Task to complete.
Copy out every one of the rows below word for word, character for character, without changing anything.

Input data.
****

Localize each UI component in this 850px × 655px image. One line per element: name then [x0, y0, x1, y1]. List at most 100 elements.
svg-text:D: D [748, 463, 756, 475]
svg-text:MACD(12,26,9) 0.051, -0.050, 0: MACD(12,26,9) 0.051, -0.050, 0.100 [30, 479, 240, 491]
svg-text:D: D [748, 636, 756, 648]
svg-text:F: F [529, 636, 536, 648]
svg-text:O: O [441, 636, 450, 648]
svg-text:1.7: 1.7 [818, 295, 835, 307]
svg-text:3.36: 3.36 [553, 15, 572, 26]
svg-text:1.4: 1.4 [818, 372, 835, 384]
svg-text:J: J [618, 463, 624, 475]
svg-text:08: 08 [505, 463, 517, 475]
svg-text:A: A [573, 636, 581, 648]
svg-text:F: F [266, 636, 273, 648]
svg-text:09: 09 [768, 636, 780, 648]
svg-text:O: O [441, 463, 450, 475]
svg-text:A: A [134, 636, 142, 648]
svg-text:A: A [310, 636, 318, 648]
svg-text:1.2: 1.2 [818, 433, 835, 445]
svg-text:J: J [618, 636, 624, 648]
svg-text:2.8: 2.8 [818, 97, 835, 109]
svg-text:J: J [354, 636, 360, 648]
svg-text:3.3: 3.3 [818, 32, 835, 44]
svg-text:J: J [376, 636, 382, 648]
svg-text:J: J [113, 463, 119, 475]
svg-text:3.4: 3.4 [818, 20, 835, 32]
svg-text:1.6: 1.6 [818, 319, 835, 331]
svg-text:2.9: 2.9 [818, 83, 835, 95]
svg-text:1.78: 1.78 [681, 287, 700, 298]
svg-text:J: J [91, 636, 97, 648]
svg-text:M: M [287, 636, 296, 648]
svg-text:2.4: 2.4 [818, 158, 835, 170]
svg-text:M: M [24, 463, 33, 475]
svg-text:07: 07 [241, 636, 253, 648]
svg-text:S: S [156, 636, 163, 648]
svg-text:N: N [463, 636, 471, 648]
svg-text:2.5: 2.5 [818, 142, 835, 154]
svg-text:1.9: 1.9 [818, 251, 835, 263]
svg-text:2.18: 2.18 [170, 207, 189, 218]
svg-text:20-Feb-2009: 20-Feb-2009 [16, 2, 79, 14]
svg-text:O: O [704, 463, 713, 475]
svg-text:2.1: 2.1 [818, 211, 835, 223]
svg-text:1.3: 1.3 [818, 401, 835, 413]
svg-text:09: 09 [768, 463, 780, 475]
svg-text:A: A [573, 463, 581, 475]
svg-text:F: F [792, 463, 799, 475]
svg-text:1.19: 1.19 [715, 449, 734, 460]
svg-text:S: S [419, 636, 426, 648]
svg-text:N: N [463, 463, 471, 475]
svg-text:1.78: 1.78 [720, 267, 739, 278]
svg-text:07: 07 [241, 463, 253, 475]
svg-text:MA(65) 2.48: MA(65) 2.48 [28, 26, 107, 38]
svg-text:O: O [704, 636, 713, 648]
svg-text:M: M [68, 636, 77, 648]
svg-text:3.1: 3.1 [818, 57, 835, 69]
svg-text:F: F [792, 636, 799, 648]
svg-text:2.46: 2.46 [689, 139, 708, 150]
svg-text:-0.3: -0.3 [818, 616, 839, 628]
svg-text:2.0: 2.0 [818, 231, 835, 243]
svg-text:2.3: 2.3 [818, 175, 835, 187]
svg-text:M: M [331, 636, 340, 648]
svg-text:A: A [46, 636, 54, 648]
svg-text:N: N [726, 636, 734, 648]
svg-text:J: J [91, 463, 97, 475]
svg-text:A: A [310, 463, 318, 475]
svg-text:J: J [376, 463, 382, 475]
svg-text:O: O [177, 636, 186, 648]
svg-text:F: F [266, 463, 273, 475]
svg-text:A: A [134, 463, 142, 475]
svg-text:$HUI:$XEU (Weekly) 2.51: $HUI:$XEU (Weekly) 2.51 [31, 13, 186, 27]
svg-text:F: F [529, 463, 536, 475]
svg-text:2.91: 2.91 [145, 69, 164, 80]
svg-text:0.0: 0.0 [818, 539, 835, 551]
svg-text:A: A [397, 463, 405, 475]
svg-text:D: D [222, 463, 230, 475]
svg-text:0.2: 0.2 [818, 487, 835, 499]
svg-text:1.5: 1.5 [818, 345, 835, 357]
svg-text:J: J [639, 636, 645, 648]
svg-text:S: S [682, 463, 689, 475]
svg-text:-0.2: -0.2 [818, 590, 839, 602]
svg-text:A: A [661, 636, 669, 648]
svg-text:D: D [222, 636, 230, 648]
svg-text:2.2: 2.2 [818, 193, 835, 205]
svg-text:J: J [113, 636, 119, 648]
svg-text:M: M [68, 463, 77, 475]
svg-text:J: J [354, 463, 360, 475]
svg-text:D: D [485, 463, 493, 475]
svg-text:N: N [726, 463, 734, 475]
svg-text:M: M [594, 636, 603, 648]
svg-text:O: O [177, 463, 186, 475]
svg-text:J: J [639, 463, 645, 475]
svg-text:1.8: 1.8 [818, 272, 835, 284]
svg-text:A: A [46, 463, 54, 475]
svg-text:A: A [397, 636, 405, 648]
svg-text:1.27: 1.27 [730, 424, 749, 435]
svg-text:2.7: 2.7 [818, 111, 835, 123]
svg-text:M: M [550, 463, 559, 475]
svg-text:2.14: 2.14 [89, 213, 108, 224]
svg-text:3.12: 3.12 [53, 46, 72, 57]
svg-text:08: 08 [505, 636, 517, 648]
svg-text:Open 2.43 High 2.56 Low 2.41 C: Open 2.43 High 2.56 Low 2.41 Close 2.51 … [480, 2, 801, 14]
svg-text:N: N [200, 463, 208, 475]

****

Exercise answer.
Localize each UI component in this 850px × 655px image. One line per element: name then [x0, y0, x1, y1]. List at most 100 elements.
svg-text:D: D [748, 463, 756, 475]
svg-text:MACD(12,26,9) 0.051, -0.050, 0: MACD(12,26,9) 0.051, -0.050, 0.100 [30, 479, 240, 491]
svg-text:D: D [748, 636, 756, 648]
svg-text:F: F [529, 636, 536, 648]
svg-text:O: O [441, 636, 450, 648]
svg-text:1.7: 1.7 [818, 295, 835, 307]
svg-text:3.36: 3.36 [553, 15, 572, 26]
svg-text:1.4: 1.4 [818, 372, 835, 384]
svg-text:J: J [618, 463, 624, 475]
svg-text:08: 08 [505, 463, 517, 475]
svg-text:A: A [573, 636, 581, 648]
svg-text:F: F [266, 636, 273, 648]
svg-text:09: 09 [768, 636, 780, 648]
svg-text:O: O [441, 463, 450, 475]
svg-text:A: A [134, 636, 142, 648]
svg-text:A: A [310, 636, 318, 648]
svg-text:1.2: 1.2 [818, 433, 835, 445]
svg-text:J: J [618, 636, 624, 648]
svg-text:2.8: 2.8 [818, 97, 835, 109]
svg-text:J: J [354, 636, 360, 648]
svg-text:3.3: 3.3 [818, 32, 835, 44]
svg-text:J: J [376, 636, 382, 648]
svg-text:J: J [113, 463, 119, 475]
svg-text:3.4: 3.4 [818, 20, 835, 32]
svg-text:1.6: 1.6 [818, 319, 835, 331]
svg-text:2.9: 2.9 [818, 83, 835, 95]
svg-text:1.78: 1.78 [681, 287, 700, 298]
svg-text:J: J [91, 636, 97, 648]
svg-text:M: M [287, 636, 296, 648]
svg-text:2.4: 2.4 [818, 158, 835, 170]
svg-text:M: M [24, 463, 33, 475]
svg-text:07: 07 [241, 636, 253, 648]
svg-text:S: S [156, 636, 163, 648]
svg-text:N: N [463, 636, 471, 648]
svg-text:2.5: 2.5 [818, 142, 835, 154]
svg-text:1.9: 1.9 [818, 251, 835, 263]
svg-text:2.18: 2.18 [170, 207, 189, 218]
svg-text:20-Feb-2009: 20-Feb-2009 [16, 2, 79, 14]
svg-text:O: O [704, 463, 713, 475]
svg-text:2.1: 2.1 [818, 211, 835, 223]
svg-text:1.3: 1.3 [818, 401, 835, 413]
svg-text:09: 09 [768, 463, 780, 475]
svg-text:A: A [573, 463, 581, 475]
svg-text:F: F [792, 463, 799, 475]
svg-text:1.19: 1.19 [715, 449, 734, 460]
svg-text:S: S [419, 636, 426, 648]
svg-text:N: N [463, 463, 471, 475]
svg-text:1.78: 1.78 [720, 267, 739, 278]
svg-text:07: 07 [241, 463, 253, 475]
svg-text:MA(65) 2.48: MA(65) 2.48 [28, 26, 107, 38]
svg-text:O: O [704, 636, 713, 648]
svg-text:M: M [68, 636, 77, 648]
svg-text:3.1: 3.1 [818, 57, 835, 69]
svg-text:F: F [792, 636, 799, 648]
svg-text:2.46: 2.46 [689, 139, 708, 150]
svg-text:-0.3: -0.3 [818, 616, 839, 628]
svg-text:2.0: 2.0 [818, 231, 835, 243]
svg-text:2.3: 2.3 [818, 175, 835, 187]
svg-text:M: M [331, 636, 340, 648]
svg-text:A: A [46, 636, 54, 648]
svg-text:N: N [726, 636, 734, 648]
svg-text:J: J [91, 463, 97, 475]
svg-text:A: A [310, 463, 318, 475]
svg-text:J: J [376, 463, 382, 475]
svg-text:O: O [177, 636, 186, 648]
svg-text:F: F [266, 463, 273, 475]
svg-text:A: A [134, 463, 142, 475]
svg-text:$HUI:$XEU (Weekly) 2.51: $HUI:$XEU (Weekly) 2.51 [31, 13, 186, 27]
svg-text:F: F [529, 463, 536, 475]
svg-text:2.91: 2.91 [145, 69, 164, 80]
svg-text:0.0: 0.0 [818, 539, 835, 551]
svg-text:A: A [397, 463, 405, 475]
svg-text:D: D [222, 463, 230, 475]
svg-text:0.2: 0.2 [818, 487, 835, 499]
svg-text:1.5: 1.5 [818, 345, 835, 357]
svg-text:J: J [639, 636, 645, 648]
svg-text:S: S [682, 463, 689, 475]
svg-text:-0.2: -0.2 [818, 590, 839, 602]
svg-text:A: A [661, 636, 669, 648]
svg-text:D: D [222, 636, 230, 648]
svg-text:2.2: 2.2 [818, 193, 835, 205]
svg-text:J: J [113, 636, 119, 648]
svg-text:M: M [68, 463, 77, 475]
svg-text:J: J [354, 463, 360, 475]
svg-text:D: D [485, 463, 493, 475]
svg-text:N: N [726, 463, 734, 475]
svg-text:M: M [594, 636, 603, 648]
svg-text:O: O [177, 463, 186, 475]
svg-text:J: J [639, 463, 645, 475]
svg-text:1.8: 1.8 [818, 272, 835, 284]
svg-text:A: A [46, 463, 54, 475]
svg-text:A: A [397, 636, 405, 648]
svg-text:1.27: 1.27 [730, 424, 749, 435]
svg-text:2.7: 2.7 [818, 111, 835, 123]
svg-text:M: M [550, 463, 559, 475]
svg-text:2.14: 2.14 [89, 213, 108, 224]
svg-text:3.12: 3.12 [53, 46, 72, 57]
svg-text:08: 08 [505, 636, 517, 648]
svg-text:Open 2.43 High 2.56 Low 2.41 C: Open 2.43 High 2.56 Low 2.41 Close 2.51 … [480, 2, 801, 14]
svg-text:N: N [200, 463, 208, 475]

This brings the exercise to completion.